### Task brief
Look for the string "BUKIT" and copy every line that has it.

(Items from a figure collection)
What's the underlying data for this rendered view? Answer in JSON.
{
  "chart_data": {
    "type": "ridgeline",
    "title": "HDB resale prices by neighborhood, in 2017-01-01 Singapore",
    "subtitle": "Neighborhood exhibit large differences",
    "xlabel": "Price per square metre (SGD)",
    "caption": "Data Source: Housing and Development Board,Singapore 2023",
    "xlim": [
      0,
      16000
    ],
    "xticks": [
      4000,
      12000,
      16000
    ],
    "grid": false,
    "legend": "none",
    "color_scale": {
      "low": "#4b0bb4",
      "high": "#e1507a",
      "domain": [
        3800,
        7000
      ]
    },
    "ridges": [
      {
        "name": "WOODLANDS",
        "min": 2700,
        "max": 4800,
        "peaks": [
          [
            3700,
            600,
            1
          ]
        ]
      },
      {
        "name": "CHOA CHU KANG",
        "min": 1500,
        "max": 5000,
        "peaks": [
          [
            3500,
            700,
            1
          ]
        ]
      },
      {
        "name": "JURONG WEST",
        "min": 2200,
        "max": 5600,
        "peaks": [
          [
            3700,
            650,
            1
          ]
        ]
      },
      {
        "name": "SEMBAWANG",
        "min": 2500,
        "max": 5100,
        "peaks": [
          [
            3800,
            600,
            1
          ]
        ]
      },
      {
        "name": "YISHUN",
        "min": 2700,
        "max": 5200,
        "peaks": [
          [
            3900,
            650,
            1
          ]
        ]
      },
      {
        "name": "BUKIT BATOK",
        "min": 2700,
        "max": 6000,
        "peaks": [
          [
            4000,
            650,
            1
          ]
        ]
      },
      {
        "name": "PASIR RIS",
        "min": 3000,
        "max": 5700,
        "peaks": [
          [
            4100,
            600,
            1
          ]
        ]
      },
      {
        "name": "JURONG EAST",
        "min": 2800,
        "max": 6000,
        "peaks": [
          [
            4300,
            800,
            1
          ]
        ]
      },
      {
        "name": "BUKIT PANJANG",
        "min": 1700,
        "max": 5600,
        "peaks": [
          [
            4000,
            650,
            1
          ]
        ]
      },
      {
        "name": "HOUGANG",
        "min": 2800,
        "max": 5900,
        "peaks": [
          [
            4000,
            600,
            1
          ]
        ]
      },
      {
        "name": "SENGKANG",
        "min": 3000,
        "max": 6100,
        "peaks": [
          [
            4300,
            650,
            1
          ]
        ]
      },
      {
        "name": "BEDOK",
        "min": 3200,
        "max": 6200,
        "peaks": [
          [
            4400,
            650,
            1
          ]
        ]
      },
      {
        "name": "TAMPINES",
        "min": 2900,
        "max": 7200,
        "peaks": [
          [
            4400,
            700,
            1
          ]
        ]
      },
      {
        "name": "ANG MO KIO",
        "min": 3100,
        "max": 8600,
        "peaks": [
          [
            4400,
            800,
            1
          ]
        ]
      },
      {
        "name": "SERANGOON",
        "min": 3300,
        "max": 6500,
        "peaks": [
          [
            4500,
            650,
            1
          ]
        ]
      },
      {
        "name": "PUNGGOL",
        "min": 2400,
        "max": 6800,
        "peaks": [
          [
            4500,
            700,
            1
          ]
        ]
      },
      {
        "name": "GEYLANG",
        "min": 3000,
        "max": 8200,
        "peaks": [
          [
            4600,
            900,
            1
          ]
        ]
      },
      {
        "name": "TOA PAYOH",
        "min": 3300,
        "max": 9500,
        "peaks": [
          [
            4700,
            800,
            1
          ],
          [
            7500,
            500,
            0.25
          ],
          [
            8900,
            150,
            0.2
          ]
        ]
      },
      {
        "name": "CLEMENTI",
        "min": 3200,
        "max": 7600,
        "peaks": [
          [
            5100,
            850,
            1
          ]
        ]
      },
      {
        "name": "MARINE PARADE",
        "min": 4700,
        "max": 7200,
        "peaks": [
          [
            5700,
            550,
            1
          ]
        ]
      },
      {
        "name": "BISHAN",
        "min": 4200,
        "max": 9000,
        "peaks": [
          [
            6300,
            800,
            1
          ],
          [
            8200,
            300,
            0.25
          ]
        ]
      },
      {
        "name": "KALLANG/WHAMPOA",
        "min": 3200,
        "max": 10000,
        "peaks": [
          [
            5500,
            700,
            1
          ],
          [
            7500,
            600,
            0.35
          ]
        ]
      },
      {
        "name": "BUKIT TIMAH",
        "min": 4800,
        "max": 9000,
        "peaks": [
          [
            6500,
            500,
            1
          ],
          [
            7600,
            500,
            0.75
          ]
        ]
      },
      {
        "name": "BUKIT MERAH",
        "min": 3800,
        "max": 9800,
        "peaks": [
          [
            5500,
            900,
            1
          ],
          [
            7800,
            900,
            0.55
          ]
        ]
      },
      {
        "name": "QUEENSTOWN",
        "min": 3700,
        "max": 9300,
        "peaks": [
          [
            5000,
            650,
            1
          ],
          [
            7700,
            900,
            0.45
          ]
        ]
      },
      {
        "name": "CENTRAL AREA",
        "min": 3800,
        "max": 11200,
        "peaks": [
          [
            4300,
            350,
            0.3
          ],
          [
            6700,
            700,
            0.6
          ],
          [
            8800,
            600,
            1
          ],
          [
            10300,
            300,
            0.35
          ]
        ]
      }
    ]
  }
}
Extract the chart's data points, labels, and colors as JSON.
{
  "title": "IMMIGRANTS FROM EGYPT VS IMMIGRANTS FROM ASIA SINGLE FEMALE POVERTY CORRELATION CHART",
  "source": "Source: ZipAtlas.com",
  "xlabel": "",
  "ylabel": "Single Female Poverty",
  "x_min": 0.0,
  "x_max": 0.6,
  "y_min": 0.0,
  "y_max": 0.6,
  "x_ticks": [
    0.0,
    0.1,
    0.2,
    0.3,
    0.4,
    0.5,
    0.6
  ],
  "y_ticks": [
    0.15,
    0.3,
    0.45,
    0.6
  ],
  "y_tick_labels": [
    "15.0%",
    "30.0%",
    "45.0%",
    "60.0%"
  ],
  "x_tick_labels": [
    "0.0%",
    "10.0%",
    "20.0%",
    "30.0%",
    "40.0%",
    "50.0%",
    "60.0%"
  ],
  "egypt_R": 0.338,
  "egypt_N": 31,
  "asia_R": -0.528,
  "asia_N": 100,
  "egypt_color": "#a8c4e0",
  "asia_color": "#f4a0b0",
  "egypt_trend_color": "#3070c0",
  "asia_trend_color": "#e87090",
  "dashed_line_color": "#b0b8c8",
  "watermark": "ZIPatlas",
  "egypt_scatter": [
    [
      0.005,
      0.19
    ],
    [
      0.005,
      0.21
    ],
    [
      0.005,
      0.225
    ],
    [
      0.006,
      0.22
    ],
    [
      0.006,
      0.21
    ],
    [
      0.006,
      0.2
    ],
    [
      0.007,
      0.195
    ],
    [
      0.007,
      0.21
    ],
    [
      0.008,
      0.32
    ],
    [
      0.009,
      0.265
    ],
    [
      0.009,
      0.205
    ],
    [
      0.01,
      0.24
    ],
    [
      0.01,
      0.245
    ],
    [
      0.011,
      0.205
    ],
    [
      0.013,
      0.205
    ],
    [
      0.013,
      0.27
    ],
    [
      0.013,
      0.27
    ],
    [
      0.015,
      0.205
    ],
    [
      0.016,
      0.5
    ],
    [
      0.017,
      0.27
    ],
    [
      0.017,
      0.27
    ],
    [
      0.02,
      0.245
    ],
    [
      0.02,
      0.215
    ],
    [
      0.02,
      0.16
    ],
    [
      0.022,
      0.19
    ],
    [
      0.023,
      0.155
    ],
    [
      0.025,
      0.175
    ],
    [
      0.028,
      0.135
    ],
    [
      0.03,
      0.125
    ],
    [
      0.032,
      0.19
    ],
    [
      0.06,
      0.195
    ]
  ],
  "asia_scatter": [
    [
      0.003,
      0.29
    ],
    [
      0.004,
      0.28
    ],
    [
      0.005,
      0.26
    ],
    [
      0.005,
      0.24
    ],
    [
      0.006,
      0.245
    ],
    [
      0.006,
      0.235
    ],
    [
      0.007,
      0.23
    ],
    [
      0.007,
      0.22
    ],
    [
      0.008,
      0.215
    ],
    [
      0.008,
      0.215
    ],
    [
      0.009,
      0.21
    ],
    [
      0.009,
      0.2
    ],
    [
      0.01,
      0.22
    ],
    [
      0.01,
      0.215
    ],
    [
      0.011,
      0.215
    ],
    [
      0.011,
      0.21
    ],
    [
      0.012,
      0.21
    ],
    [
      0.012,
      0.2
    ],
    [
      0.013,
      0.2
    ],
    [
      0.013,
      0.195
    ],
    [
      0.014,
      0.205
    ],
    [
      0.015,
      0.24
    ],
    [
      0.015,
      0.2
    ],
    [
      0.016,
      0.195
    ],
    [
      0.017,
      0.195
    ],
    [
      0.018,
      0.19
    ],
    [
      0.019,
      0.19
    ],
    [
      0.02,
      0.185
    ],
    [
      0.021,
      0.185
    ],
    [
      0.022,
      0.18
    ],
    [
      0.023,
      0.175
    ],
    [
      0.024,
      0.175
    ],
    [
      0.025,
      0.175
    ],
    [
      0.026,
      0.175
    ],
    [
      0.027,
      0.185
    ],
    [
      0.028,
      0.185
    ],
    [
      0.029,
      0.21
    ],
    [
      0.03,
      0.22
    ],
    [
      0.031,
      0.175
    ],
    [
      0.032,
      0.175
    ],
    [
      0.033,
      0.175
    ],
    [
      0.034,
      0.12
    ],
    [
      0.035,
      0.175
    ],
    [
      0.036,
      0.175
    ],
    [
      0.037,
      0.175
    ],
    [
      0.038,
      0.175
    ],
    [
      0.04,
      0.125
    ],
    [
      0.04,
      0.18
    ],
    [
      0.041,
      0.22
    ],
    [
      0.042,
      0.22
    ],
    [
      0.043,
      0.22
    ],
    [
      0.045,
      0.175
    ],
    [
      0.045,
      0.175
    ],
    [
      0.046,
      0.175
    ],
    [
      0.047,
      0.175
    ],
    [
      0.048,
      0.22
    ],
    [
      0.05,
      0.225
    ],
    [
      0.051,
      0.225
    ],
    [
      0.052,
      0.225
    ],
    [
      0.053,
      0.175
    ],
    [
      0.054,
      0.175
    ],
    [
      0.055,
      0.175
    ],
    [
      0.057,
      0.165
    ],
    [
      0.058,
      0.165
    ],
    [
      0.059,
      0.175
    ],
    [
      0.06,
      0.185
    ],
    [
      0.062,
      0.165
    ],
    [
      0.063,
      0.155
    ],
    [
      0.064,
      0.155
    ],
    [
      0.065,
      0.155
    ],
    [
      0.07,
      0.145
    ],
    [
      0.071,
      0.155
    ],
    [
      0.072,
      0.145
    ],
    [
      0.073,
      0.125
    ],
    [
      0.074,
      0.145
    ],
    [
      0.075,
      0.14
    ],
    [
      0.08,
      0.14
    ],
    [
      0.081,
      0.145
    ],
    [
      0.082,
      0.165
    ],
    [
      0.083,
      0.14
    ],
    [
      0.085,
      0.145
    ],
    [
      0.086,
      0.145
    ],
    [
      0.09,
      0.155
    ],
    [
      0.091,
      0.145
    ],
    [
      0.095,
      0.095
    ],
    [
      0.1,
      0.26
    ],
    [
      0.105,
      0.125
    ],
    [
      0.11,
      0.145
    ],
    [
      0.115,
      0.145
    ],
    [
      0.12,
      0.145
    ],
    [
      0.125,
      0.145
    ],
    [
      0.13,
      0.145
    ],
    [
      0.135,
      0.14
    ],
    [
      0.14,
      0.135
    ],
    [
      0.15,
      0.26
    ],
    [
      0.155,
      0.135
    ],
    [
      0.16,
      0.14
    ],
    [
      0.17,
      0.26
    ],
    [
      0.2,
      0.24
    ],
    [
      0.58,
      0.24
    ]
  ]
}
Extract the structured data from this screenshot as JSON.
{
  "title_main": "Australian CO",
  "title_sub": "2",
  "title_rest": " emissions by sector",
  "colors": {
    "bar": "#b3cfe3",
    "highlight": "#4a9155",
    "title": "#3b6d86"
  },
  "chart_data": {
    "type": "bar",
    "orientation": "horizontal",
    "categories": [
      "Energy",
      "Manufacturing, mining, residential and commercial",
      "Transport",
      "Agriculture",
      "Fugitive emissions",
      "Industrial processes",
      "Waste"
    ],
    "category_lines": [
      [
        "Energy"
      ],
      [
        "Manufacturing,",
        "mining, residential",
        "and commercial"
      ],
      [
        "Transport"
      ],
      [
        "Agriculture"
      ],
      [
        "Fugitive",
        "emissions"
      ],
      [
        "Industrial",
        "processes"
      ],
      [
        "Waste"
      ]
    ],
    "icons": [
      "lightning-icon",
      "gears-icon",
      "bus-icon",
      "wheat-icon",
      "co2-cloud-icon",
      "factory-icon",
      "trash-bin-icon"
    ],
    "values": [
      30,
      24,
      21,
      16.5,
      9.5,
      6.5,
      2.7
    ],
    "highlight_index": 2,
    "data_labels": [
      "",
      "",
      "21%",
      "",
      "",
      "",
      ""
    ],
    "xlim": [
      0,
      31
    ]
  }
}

### Answer for the task
        "name": "BUKIT BATOK",
        "name": "BUKIT PANJANG",
        "name": "BUKIT TIMAH",
        "name": "BUKIT MERAH",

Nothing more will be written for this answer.